SHORT EXERCISE:
Pull out all lines from the listing below in which the word "Heliocentric" appears.

INFORMATION PROVIDED:
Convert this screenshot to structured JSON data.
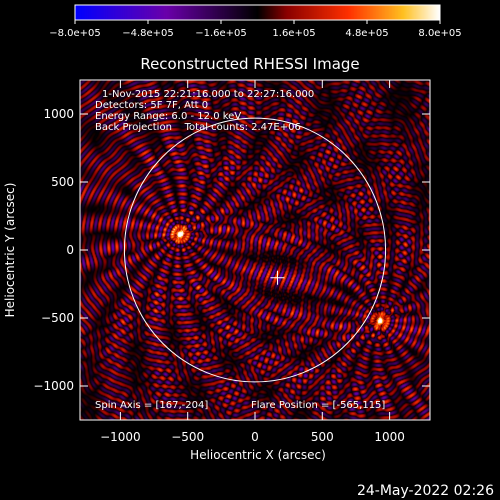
{
  "chart_data": {
    "type": "heatmap",
    "title": "Reconstructed RHESSI Image",
    "xlabel": "Heliocentric X (arcsec)",
    "ylabel": "Heliocentric Y (arcsec)",
    "xlim": [
      -1300,
      1300
    ],
    "ylim": [
      -1250,
      1250
    ],
    "xticks": [
      -1000,
      -500,
      0,
      500,
      1000
    ],
    "yticks": [
      -1000,
      -500,
      0,
      500,
      1000
    ],
    "xtick_labels": [
      "−1000",
      "−500",
      "0",
      "500",
      "1000"
    ],
    "ytick_labels": [
      "−1000",
      "−500",
      "0",
      "500",
      "1000"
    ],
    "colorbar": {
      "range": [
        -800000,
        800000
      ],
      "tick_values": [
        -800000,
        -480000,
        -160000,
        160000,
        480000,
        800000
      ],
      "tick_labels": [
        "−8.0e+05",
        "−4.8e+05",
        "−1.6e+05",
        "1.6e+05",
        "4.8e+05",
        "8.0e+05"
      ],
      "colors": [
        "#0000ff",
        "#6a00aa",
        "#000000",
        "#8a0000",
        "#ff3000",
        "#ffc020",
        "#ffffff"
      ]
    },
    "annotations": [
      "1-Nov-2015 22:21:16.000 to 22:27:16.000",
      "Detectors: 5F 7F, Att 0",
      "Energy Range: 6.0 - 12.0 keV",
      "Back Projection    Total counts: 2.47E+06"
    ],
    "spin_axis_label": "Spin Axis = [167,-204]",
    "flare_position_label": "Flare Position = [-565,115]",
    "spin_axis": [
      167,
      -204
    ],
    "solar_disk": {
      "center": [
        0,
        0
      ],
      "radius": 970
    },
    "sources": [
      {
        "x": -560,
        "y": 120,
        "peak": 800000
      },
      {
        "x": 930,
        "y": -520,
        "peak": 650000
      }
    ],
    "grid": false
  },
  "footer": {
    "timestamp": "24-May-2022 02:26"
  }
}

SOLUTION BELOW:
    "xlabel": "Heliocentric X (arcsec)",
    "ylabel": "Heliocentric Y (arcsec)",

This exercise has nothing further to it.